WHAT THE TASK ASKS:
Establish how many lines in the material include the string "houses" and report it as a lone number.

Records about charts and figures:
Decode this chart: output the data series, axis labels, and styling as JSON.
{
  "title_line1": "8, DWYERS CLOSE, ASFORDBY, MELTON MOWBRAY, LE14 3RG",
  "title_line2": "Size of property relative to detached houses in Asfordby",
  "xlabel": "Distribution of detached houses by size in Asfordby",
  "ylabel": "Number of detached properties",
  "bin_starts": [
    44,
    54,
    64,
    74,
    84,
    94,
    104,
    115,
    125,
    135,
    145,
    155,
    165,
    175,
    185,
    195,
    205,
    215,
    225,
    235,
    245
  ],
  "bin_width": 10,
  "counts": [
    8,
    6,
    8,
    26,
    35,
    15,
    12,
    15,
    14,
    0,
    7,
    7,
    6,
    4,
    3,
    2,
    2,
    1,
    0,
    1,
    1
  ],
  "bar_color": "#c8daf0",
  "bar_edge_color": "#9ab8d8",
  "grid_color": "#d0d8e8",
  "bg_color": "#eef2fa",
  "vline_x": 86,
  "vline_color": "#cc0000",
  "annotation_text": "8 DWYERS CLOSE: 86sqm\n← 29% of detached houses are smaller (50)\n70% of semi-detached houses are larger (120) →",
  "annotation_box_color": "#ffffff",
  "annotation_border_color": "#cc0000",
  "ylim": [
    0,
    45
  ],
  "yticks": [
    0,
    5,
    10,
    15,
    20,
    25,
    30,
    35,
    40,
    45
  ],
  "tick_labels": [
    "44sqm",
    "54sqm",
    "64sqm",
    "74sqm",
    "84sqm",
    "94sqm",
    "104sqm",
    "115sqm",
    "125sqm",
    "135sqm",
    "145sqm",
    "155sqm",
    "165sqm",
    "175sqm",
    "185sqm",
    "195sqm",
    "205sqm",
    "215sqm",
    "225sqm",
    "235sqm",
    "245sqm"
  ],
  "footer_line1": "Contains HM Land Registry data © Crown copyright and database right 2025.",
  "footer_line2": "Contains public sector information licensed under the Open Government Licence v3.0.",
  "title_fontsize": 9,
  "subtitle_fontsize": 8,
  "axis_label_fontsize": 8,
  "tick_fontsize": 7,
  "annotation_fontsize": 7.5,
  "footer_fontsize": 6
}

CORRECT OUTPUT:
3